▶ **Exercise brief**:
Copy the listing below in full and skip every picture.

------ Records for the exercise ------

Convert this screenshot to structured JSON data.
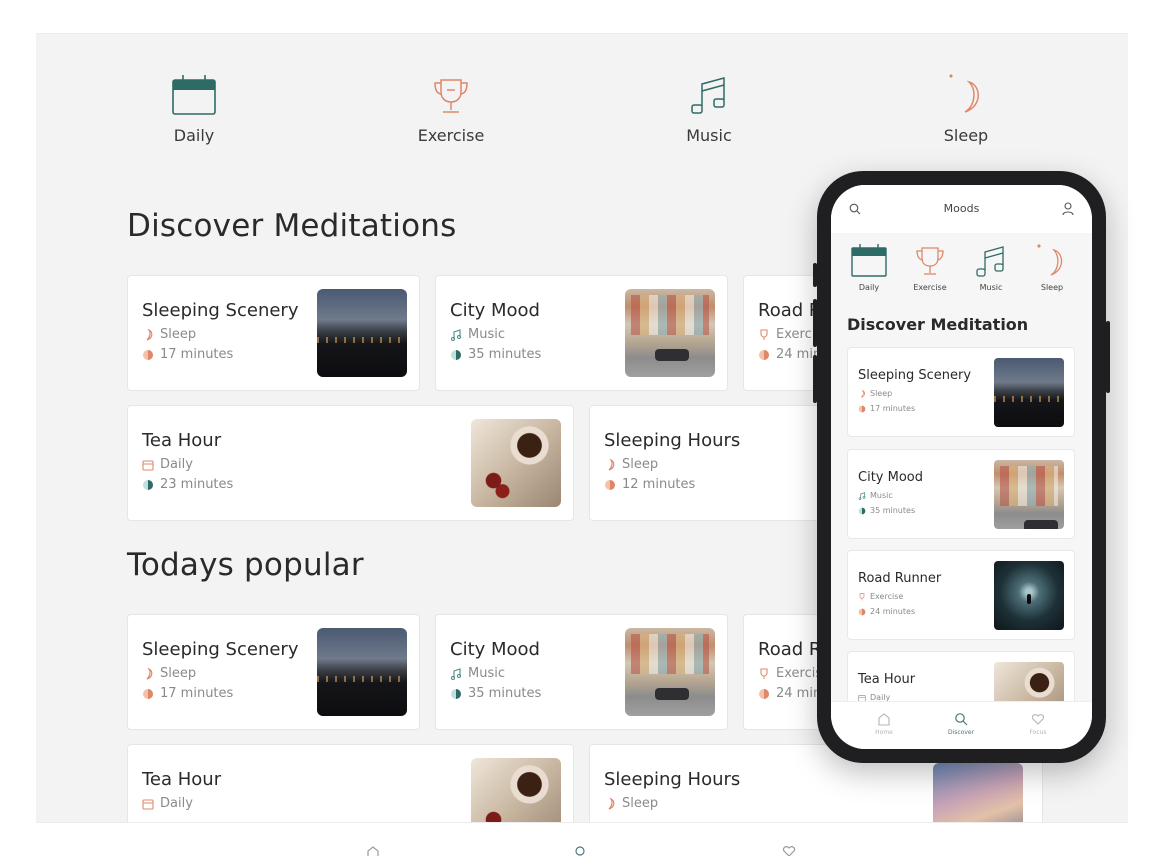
{
  "colors": {
    "accent_teal": "#2f6b66",
    "accent_coral": "#e0876a",
    "background": "#f3f3f3",
    "card": "#ffffff"
  },
  "categories": [
    {
      "label": "Daily",
      "icon": "calendar-icon"
    },
    {
      "label": "Exercise",
      "icon": "trophy-icon"
    },
    {
      "label": "Music",
      "icon": "music-note-icon"
    },
    {
      "label": "Sleep",
      "icon": "moon-icon"
    }
  ],
  "tablet": {
    "discover_title": "Discover Meditations",
    "popular_title": "Todays popular",
    "discover_cards": [
      {
        "title": "Sleeping Scenery",
        "category": "Sleep",
        "duration": "17 minutes",
        "category_icon": "moon-icon",
        "thumb": "scenery"
      },
      {
        "title": "City Mood",
        "category": "Music",
        "duration": "35 minutes",
        "category_icon": "music-note-icon",
        "thumb": "city"
      },
      {
        "title": "Road R",
        "category": "Exercis",
        "duration": "24 min",
        "category_icon": "trophy-icon",
        "thumb": "road"
      },
      {
        "title": "Tea Hour",
        "category": "Daily",
        "duration": "23 minutes",
        "category_icon": "calendar-icon",
        "thumb": "tea"
      },
      {
        "title": "Sleeping Hours",
        "category": "Sleep",
        "duration": "12 minutes",
        "category_icon": "moon-icon",
        "thumb": "girl"
      }
    ],
    "popular_cards": [
      {
        "title": "Sleeping Scenery",
        "category": "Sleep",
        "duration": "17 minutes",
        "category_icon": "moon-icon",
        "thumb": "scenery"
      },
      {
        "title": "City Mood",
        "category": "Music",
        "duration": "35 minutes",
        "category_icon": "music-note-icon",
        "thumb": "city"
      },
      {
        "title": "Road R",
        "category": "Exercis",
        "duration": "24 min",
        "category_icon": "trophy-icon",
        "thumb": "road"
      },
      {
        "title": "Tea Hour",
        "category": "Daily",
        "duration": "",
        "category_icon": "calendar-icon",
        "thumb": "tea"
      },
      {
        "title": "Sleeping Hours",
        "category": "Sleep",
        "duration": "",
        "category_icon": "moon-icon",
        "thumb": "girl"
      }
    ]
  },
  "phone": {
    "header_title": "Moods",
    "section_title": "Discover Meditation",
    "cards": [
      {
        "title": "Sleeping Scenery",
        "category": "Sleep",
        "duration": "17 minutes",
        "category_icon": "moon-icon",
        "thumb": "scenery"
      },
      {
        "title": "City Mood",
        "category": "Music",
        "duration": "35 minutes",
        "category_icon": "music-note-icon",
        "thumb": "city"
      },
      {
        "title": "Road Runner",
        "category": "Exercise",
        "duration": "24 minutes",
        "category_icon": "trophy-icon",
        "thumb": "road"
      },
      {
        "title": "Tea Hour",
        "category": "Daily",
        "duration": "",
        "category_icon": "calendar-icon",
        "thumb": "tea"
      }
    ],
    "tabs": [
      {
        "label": "Home",
        "icon": "home-icon"
      },
      {
        "label": "Discover",
        "icon": "search-icon"
      },
      {
        "label": "Focus",
        "icon": "heart-icon"
      }
    ]
  }
}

------

▶ **Exercise answer**:
Convert this screenshot to structured JSON data.
{
  "colors": {
    "accent_teal": "#2f6b66",
    "accent_coral": "#e0876a",
    "background": "#f3f3f3",
    "card": "#ffffff"
  },
  "categories": [
    {
      "label": "Daily",
      "icon": "calendar-icon"
    },
    {
      "label": "Exercise",
      "icon": "trophy-icon"
    },
    {
      "label": "Music",
      "icon": "music-note-icon"
    },
    {
      "label": "Sleep",
      "icon": "moon-icon"
    }
  ],
  "tablet": {
    "discover_title": "Discover Meditations",
    "popular_title": "Todays popular",
    "discover_cards": [
      {
        "title": "Sleeping Scenery",
        "category": "Sleep",
        "duration": "17 minutes",
        "category_icon": "moon-icon",
        "thumb": "scenery"
      },
      {
        "title": "City Mood",
        "category": "Music",
        "duration": "35 minutes",
        "category_icon": "music-note-icon",
        "thumb": "city"
      },
      {
        "title": "Road R",
        "category": "Exercis",
        "duration": "24 min",
        "category_icon": "trophy-icon",
        "thumb": "road"
      },
      {
        "title": "Tea Hour",
        "category": "Daily",
        "duration": "23 minutes",
        "category_icon": "calendar-icon",
        "thumb": "tea"
      },
      {
        "title": "Sleeping Hours",
        "category": "Sleep",
        "duration": "12 minutes",
        "category_icon": "moon-icon",
        "thumb": "girl"
      }
    ],
    "popular_cards": [
      {
        "title": "Sleeping Scenery",
        "category": "Sleep",
        "duration": "17 minutes",
        "category_icon": "moon-icon",
        "thumb": "scenery"
      },
      {
        "title": "City Mood",
        "category": "Music",
        "duration": "35 minutes",
        "category_icon": "music-note-icon",
        "thumb": "city"
      },
      {
        "title": "Road R",
        "category": "Exercis",
        "duration": "24 min",
        "category_icon": "trophy-icon",
        "thumb": "road"
      },
      {
        "title": "Tea Hour",
        "category": "Daily",
        "duration": "",
        "category_icon": "calendar-icon",
        "thumb": "tea"
      },
      {
        "title": "Sleeping Hours",
        "category": "Sleep",
        "duration": "",
        "category_icon": "moon-icon",
        "thumb": "girl"
      }
    ]
  },
  "phone": {
    "header_title": "Moods",
    "section_title": "Discover Meditation",
    "cards": [
      {
        "title": "Sleeping Scenery",
        "category": "Sleep",
        "duration": "17 minutes",
        "category_icon": "moon-icon",
        "thumb": "scenery"
      },
      {
        "title": "City Mood",
        "category": "Music",
        "duration": "35 minutes",
        "category_icon": "music-note-icon",
        "thumb": "city"
      },
      {
        "title": "Road Runner",
        "category": "Exercise",
        "duration": "24 minutes",
        "category_icon": "trophy-icon",
        "thumb": "road"
      },
      {
        "title": "Tea Hour",
        "category": "Daily",
        "duration": "",
        "category_icon": "calendar-icon",
        "thumb": "tea"
      }
    ],
    "tabs": [
      {
        "label": "Home",
        "icon": "home-icon"
      },
      {
        "label": "Discover",
        "icon": "search-icon"
      },
      {
        "label": "Focus",
        "icon": "heart-icon"
      }
    ]
  }
}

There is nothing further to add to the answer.